Correva il
minuto 75 di una partita che l'Atletico stava vincendo con buon
merito. Poco calcio e molta intensità, d'accordo, ma da almeno 60
minuti il Valencia non si era più visto dalle parti di Moyá,
anzi raramente aveva superato la propria metà campo.
Correva il
minuto 75 e pareva proprio che si potessero dormire sonni tranquilli:
gli avversari ricacciati a meno quattro, un Gabi ritrovato,
l'impressione che il Valencia non sapesse che pesci pigliare, la
faccia sconsolata di Nuno Espirito Santo.
Correva il
minuto 75 e il fastidio maggiore lo si poteva provare per il gol
incredibilmente sbagliato da Tiago a porta vuota, un paio di minuti
prima. Certo, anche il gioco non era stato granché (eufemismo...),
ma neppure gli avversari avevano combinato molto: troppa tensione,
troppa intensità, troppo tatticismo. Per una squadra convalescente,
considerata la posta in palio, ci si poteva accontentare di un 1-0
con gol su palla inattiva.
Correva il
minuto 75 e, quando tutto sembrava andare bene, Diego Godin, fino ad
allora la solita sicurezza in difesa, su un pallone innocuo,
rifiutava di ascoltare il proprio portiere e, invece di lasciare la
palla a quest'ultimo per un rinvio in uscita, cercava di servire un
proprio compagno e solo per miracolo Negredo, il centravanti
avversario, riusciva solo a sfiorare e non a controllare un pallone a
quel punto solo da spingere in rete.

Materiale fornito:
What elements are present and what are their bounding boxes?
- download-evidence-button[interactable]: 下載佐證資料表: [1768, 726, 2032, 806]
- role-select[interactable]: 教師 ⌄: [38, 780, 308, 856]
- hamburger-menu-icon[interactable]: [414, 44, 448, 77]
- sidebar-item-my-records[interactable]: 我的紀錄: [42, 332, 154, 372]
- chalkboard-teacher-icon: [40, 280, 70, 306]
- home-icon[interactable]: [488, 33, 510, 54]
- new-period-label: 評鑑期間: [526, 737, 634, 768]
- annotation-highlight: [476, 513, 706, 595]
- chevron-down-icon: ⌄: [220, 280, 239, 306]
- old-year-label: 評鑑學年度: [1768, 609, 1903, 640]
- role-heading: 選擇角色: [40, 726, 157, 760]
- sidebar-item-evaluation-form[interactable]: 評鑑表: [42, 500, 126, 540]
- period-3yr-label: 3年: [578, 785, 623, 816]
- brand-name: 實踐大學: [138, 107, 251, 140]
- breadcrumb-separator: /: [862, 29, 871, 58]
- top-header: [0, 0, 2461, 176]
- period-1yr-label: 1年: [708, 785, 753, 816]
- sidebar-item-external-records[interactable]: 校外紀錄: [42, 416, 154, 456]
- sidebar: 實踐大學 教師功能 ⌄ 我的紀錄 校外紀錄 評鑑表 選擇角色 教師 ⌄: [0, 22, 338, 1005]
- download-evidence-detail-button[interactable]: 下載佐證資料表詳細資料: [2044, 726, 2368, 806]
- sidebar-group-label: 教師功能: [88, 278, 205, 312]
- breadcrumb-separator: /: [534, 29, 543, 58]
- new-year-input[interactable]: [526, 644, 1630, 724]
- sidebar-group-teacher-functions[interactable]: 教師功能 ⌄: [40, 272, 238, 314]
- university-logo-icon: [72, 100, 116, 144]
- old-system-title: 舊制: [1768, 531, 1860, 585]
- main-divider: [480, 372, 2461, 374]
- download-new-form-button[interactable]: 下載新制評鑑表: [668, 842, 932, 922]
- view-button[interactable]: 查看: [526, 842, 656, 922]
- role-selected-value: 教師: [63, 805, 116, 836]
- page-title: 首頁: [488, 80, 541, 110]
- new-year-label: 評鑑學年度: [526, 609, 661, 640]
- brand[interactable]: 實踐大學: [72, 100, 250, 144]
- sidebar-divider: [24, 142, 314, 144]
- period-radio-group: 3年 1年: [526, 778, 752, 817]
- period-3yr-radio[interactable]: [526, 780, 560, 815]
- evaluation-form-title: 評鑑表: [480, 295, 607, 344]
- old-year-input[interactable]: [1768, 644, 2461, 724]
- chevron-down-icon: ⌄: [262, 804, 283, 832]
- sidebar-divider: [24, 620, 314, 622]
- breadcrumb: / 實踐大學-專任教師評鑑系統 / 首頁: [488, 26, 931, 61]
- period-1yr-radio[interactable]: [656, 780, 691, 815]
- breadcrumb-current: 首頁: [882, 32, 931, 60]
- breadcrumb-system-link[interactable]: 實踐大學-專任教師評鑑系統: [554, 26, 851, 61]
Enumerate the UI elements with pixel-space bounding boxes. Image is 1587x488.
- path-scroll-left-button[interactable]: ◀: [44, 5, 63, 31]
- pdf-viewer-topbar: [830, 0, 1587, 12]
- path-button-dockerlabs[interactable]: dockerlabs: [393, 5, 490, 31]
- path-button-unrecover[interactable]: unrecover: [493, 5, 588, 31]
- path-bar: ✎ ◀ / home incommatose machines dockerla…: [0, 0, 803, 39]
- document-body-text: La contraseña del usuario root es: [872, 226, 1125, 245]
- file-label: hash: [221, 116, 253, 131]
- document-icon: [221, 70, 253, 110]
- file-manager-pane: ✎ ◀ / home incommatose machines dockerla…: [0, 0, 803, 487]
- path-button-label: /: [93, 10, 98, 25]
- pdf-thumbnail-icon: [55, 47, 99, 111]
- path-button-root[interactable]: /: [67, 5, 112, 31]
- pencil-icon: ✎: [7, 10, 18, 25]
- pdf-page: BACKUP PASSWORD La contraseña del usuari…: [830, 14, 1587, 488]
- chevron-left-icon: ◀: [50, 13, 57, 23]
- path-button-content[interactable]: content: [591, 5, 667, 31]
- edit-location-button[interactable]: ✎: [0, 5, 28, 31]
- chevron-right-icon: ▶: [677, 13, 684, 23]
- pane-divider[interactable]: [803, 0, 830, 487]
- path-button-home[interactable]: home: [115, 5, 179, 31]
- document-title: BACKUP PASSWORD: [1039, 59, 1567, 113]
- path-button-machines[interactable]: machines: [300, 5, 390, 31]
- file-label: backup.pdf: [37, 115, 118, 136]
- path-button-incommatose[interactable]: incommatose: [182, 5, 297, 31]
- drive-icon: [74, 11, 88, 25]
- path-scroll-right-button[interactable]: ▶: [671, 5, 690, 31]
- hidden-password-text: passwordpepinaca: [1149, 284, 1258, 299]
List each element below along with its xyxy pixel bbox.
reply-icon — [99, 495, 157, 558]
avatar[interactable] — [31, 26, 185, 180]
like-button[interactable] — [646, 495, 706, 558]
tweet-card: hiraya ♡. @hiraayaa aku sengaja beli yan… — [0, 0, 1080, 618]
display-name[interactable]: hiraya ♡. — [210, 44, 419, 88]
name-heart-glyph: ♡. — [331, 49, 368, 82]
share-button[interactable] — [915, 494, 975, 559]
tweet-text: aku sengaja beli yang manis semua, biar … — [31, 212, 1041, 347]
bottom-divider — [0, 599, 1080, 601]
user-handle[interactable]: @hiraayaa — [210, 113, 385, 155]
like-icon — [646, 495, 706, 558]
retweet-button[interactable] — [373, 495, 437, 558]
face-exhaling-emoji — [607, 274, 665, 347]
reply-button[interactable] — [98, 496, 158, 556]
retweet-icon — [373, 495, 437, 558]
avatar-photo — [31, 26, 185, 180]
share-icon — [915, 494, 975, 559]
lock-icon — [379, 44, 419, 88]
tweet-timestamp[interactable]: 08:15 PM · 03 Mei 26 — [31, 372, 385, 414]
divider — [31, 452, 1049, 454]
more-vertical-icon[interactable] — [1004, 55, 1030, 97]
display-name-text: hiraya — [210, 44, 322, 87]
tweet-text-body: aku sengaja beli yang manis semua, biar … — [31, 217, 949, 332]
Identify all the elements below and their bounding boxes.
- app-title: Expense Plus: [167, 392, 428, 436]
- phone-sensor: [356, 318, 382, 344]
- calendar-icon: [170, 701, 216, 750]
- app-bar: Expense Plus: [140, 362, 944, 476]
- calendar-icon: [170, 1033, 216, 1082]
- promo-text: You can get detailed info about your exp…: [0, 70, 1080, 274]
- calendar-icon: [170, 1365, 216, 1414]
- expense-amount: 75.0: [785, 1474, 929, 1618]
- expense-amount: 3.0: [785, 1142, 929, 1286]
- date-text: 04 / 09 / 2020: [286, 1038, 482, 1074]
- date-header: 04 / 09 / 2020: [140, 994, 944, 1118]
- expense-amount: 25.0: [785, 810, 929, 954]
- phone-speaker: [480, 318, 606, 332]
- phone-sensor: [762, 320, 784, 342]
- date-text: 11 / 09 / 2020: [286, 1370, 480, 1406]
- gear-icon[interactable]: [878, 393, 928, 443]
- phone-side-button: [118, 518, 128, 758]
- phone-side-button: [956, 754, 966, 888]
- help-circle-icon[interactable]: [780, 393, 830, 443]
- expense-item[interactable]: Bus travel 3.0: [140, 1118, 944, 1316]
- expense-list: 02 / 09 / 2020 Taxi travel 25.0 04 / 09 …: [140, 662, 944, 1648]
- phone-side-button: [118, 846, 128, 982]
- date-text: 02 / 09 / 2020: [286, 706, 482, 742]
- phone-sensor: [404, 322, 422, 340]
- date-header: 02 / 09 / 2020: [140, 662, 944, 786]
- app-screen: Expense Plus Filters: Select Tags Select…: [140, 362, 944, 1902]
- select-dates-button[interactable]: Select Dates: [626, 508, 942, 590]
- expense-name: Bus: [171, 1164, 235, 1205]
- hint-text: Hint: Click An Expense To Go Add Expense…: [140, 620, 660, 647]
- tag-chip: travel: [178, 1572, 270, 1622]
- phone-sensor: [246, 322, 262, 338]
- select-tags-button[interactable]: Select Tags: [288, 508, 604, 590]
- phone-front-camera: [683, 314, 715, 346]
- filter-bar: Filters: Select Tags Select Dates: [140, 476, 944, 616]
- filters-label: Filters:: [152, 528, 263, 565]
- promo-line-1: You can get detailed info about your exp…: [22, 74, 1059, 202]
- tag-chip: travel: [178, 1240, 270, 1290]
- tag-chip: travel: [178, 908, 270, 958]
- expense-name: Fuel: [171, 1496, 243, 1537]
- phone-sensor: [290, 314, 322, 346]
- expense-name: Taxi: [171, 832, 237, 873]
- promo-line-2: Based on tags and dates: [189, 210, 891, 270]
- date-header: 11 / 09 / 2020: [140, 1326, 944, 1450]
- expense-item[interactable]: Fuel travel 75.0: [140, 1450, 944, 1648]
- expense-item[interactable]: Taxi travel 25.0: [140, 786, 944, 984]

Obiettivo del compito:
Elenchi tutte le persone citate per nome nella cronaca della partita tra Atletico e Valencia. Le righe non servono per svolgere il compito.

Risposta scritta:
Moyá, Gabi, Nuno Espirito Santo, Tiago, Diego Godin, Negredo